*Data entries*
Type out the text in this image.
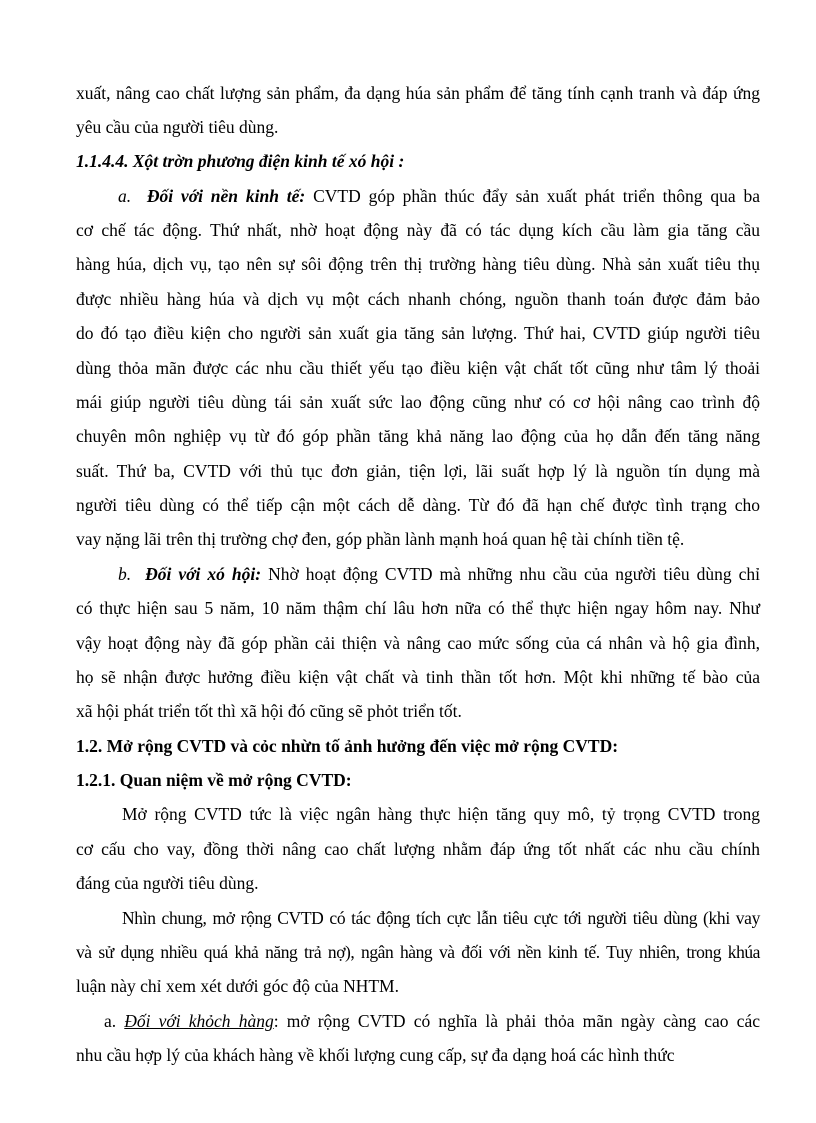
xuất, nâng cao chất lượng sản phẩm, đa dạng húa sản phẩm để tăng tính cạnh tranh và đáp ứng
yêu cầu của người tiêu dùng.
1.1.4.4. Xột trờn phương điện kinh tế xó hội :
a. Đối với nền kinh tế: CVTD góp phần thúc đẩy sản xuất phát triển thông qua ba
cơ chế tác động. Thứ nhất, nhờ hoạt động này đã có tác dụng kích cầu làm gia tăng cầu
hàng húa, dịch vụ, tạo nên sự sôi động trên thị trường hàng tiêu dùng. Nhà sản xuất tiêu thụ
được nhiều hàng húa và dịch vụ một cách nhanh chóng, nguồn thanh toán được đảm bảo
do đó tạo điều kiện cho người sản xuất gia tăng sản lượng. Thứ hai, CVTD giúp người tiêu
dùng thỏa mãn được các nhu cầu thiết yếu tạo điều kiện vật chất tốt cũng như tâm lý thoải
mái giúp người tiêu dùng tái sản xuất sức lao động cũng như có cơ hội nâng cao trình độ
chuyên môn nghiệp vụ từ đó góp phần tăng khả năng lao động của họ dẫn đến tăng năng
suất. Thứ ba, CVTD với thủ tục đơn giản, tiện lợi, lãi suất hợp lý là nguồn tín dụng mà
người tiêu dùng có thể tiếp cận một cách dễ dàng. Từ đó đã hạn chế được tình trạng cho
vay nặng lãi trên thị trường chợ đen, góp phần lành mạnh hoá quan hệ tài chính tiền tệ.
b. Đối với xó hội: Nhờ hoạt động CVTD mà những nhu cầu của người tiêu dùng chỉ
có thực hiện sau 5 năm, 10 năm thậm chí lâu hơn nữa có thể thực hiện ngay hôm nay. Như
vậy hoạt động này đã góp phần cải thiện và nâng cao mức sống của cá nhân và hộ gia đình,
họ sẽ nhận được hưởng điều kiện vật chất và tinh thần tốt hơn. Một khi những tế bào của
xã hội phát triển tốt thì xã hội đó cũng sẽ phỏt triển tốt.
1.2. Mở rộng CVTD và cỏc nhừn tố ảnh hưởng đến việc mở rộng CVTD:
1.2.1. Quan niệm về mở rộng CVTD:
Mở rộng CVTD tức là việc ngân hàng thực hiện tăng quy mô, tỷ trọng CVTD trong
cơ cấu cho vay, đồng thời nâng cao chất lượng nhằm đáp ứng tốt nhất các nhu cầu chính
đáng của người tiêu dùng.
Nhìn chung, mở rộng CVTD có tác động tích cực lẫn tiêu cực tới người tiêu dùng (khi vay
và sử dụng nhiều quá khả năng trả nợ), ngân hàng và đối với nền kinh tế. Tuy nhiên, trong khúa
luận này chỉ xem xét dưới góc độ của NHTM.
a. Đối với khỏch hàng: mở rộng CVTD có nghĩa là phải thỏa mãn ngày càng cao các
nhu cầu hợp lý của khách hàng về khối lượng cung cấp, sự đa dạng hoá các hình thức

---

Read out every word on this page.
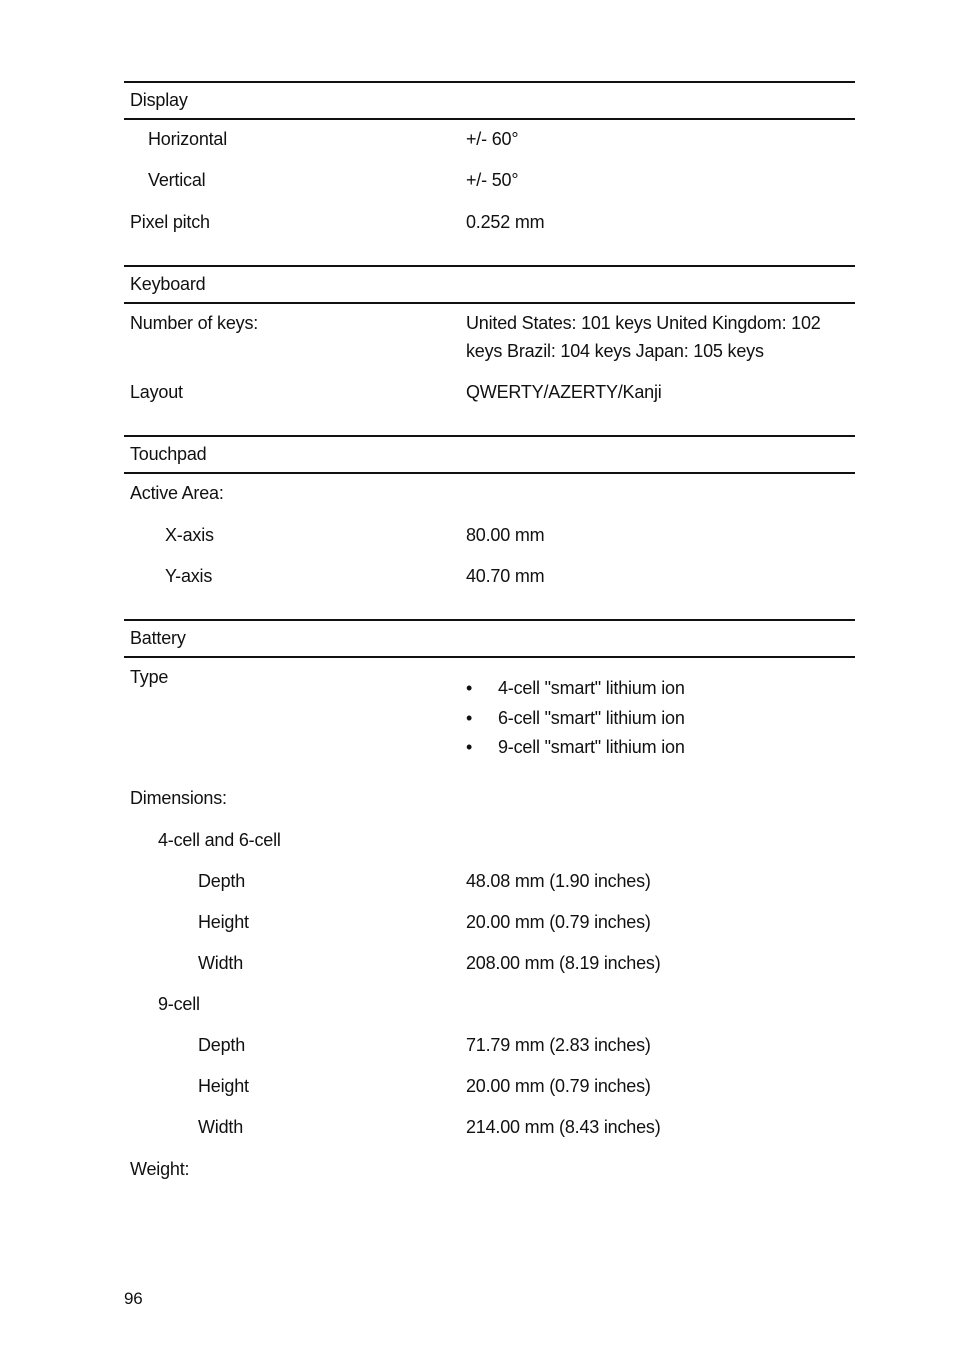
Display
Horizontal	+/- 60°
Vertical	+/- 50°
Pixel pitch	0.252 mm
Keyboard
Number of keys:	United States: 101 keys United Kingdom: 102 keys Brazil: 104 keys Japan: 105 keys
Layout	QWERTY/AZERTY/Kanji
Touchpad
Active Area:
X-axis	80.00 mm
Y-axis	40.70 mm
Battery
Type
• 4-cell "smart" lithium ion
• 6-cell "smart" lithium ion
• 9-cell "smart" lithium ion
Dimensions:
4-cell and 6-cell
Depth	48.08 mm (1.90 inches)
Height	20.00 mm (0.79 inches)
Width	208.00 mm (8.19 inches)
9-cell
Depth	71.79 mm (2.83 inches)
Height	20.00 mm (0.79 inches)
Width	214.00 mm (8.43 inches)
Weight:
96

*Aim of the task*
Please list every line of the records that contains "chất".

*Response for this exercise*
xuất, nâng cao chất lượng sản phẩm, đa dạng húa sản phẩm để tăng tính cạnh tranh và đáp ứng
dùng thỏa mãn được các nhu cầu thiết yếu tạo điều kiện vật chất tốt cũng như tâm lý thoải
họ sẽ nhận được hưởng điều kiện vật chất và tinh thần tốt hơn. Một khi những tế bào của
cơ cấu cho vay, đồng thời nâng cao chất lượng nhằm đáp ứng tốt nhất các nhu cầu chính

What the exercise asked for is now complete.